# TEXTO CITADO
En el ensayo “Los peligros de la profecía” (1973) Arthur C. Clarke dividió los avances tecnológicos en dos tipos: los que serían comprensibles para los humanos del pasado y los que les parecerían sobrenaturales. Si Galileo o Da Vinci viajaran en el tiempo hasta nuestro presente, entenderían sin mucho esfuerzo el automóvil o el helicóptero; en cambio, no podrían comprender el funcionamiento de la radio o el de un reactor nuclear. Al respecto, el autor de El fin de la infancia escribió la que se convertiría en una de sus frases más célebres: “Cualquier tecnología lo suficientemente avanzada es indistinguible de la magia”.
Que mucha gente ignore, por ejemplo, cómo funciona su celular no quiere decir que no tenga curiosidad sobre los fenómenos que le rodean. En el poema “Oda”, Fabián Casas escribió: “El hombre de campo mira pasar el río./ El hombre de ciudad mira pasar el tren./ Ambos reflexionan sobre el pequeño mecanismo/ de los acontecimientos”. Cualquier persona, sin importar su circunstancia o su geografía, busca explicaciones para lo que vive y lo que sucede a su alrededor. En cambio, los científicos hacen cavilaciones tan sistemáticas que sus conclusiones sirven para todos los demás.
El caso paradigmático es Newton, quien postuló que todos los objetos, desde los astronómicos hasta los cotidianos, se sujetan al mismo pequeño mecanismo de los acontecimientos: la fuerza de gravedad. Con un afán universal, las ideas que plasmó en los Principios matemáticos de la filosofía natural (1687) servían lo mismo para predecir el movimiento de los planetas que para describir la caída de una fruta.
Las explicaciones de Newton sobre el universo eran brillantes, pero no perfectas. Con los años, los astrónomos descubrieron una anomalía en la órbita de Mercurio que no se ajustaba a la ley de gravitación universal. Ese pequeño error de cálculo era una pista sobre lo que aún ignoraban del cosmos. Sin embargo, por poco más de dos siglos, las fórmulas newtonianas fueron la mejor herramienta de la física para entender la realidad.
La ciencia es una actividad colectiva y cada descubrimiento adquiere sentido solo en función de los anteriores. En el libro de antropología especulativa que es Gente del mundo (1998), Alberto Chimal ofrece la historia de un poema comunitario: en el pueblo de los aiyunda, el primer habitante que despierta pronuncia una palabra; la persona más próxima repite aquella palabra y agrega una segunda. Esta operación se repite por todo el pueblo durante el día y cada habitante suma un vocablo. Para la noche, los aiyunda han formulado un cadáver exquisito que se recita en la plaza mientras un archivista lo registra. Este pueblo imaginado es una metáfora de la poesía, pero también ejemplifica cómo la cadena del conocimiento colectivo se compone de eslabones individuales.

# REGISTROS DE DATOS
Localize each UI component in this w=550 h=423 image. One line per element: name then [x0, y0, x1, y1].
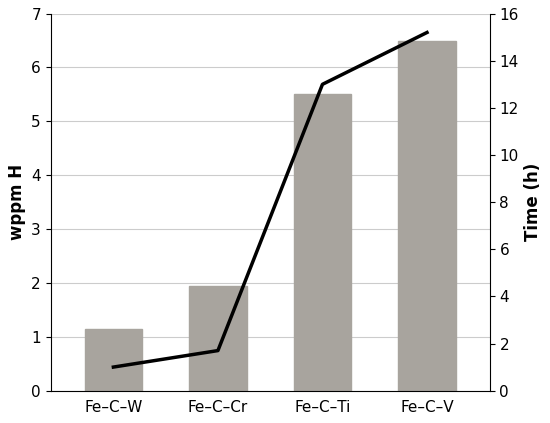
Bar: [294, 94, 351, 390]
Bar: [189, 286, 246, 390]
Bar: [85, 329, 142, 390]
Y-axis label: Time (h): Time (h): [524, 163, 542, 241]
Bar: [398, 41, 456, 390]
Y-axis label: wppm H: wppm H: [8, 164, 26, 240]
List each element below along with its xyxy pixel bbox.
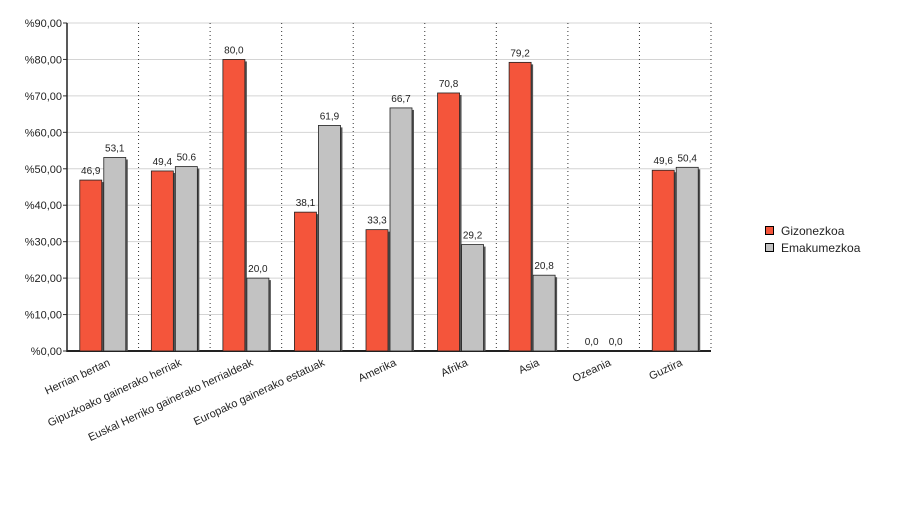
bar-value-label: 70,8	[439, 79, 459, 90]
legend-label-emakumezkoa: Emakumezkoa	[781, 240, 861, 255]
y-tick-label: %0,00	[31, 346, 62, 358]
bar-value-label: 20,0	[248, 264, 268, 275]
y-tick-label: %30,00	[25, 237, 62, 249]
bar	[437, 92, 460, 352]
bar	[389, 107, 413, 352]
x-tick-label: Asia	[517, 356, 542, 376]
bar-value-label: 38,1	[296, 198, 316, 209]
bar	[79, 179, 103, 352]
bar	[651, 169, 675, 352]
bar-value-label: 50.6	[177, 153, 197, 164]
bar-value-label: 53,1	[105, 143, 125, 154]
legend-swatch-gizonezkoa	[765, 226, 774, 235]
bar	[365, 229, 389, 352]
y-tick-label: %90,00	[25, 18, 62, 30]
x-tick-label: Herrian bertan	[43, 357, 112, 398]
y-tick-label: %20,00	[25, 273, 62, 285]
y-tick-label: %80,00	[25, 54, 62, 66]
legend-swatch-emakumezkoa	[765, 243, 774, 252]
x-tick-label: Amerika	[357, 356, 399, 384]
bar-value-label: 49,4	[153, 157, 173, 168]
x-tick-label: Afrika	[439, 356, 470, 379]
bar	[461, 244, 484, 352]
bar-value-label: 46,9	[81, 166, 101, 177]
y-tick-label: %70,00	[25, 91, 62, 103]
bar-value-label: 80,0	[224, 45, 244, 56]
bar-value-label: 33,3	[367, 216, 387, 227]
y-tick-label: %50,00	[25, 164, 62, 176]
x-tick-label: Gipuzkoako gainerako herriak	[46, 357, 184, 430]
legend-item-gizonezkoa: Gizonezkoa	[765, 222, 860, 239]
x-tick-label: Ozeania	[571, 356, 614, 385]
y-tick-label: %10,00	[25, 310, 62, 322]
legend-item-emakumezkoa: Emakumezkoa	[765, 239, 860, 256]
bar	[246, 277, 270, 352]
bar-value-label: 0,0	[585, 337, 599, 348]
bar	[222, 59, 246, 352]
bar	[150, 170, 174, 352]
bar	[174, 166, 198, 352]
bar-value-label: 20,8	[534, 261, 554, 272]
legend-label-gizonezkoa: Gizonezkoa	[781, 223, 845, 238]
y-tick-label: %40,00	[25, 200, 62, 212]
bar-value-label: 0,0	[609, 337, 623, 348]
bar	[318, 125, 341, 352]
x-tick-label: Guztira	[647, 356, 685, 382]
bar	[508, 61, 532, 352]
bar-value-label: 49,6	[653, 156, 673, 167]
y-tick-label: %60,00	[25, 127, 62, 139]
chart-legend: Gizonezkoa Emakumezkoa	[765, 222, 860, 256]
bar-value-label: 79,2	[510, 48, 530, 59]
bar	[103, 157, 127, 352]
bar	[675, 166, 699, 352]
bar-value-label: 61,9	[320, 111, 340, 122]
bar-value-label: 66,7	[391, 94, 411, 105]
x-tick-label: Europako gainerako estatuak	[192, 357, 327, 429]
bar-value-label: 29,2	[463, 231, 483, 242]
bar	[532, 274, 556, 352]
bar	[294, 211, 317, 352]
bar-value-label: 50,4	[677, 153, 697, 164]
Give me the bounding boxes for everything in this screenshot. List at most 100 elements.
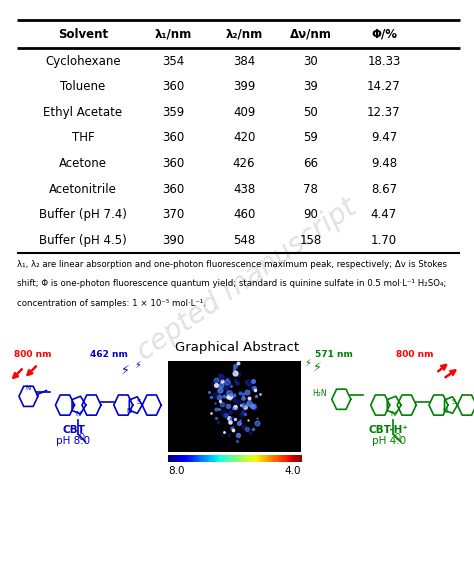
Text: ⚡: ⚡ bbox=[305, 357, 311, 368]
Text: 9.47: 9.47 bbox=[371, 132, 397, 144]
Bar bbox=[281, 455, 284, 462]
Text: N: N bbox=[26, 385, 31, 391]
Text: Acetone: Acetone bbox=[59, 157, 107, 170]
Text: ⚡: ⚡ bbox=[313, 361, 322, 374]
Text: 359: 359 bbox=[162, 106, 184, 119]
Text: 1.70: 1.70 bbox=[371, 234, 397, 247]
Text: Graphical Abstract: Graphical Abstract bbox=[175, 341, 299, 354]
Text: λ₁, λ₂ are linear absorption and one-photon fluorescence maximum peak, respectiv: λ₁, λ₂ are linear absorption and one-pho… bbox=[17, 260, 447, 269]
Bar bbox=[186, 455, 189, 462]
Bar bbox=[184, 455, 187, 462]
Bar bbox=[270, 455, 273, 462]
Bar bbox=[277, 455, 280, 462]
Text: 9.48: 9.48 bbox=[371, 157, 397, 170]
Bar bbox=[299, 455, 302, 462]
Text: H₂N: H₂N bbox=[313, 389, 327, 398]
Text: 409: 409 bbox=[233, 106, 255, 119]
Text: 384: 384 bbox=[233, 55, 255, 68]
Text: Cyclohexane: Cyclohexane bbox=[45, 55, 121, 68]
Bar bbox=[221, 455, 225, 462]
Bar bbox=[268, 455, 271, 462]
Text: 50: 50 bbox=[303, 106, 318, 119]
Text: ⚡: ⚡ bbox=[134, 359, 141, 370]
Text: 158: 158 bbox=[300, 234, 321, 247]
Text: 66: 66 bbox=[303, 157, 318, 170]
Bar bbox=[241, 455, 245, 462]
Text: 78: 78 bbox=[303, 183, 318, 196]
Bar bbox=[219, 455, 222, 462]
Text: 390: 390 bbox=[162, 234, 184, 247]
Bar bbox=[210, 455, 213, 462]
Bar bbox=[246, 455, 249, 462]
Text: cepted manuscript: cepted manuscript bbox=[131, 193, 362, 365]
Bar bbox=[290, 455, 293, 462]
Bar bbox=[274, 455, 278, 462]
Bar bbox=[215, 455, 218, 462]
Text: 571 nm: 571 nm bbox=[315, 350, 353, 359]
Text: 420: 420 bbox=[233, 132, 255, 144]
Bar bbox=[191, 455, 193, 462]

# DESCRIPCIÓN DE TAREA
Traduce al inglés esta oración del texto sobre ciencia y conocimiento: «La ciencia es una actividad colectiva y cada descubrimiento adquiere sentido solo en función de los anteriores». Los registros son material aparte y no guardan relación con el texto.

# RESPUESTA ESCRITA
Science is a collective activity, and each discovery takes on meaning only in relation to the ones that came before it.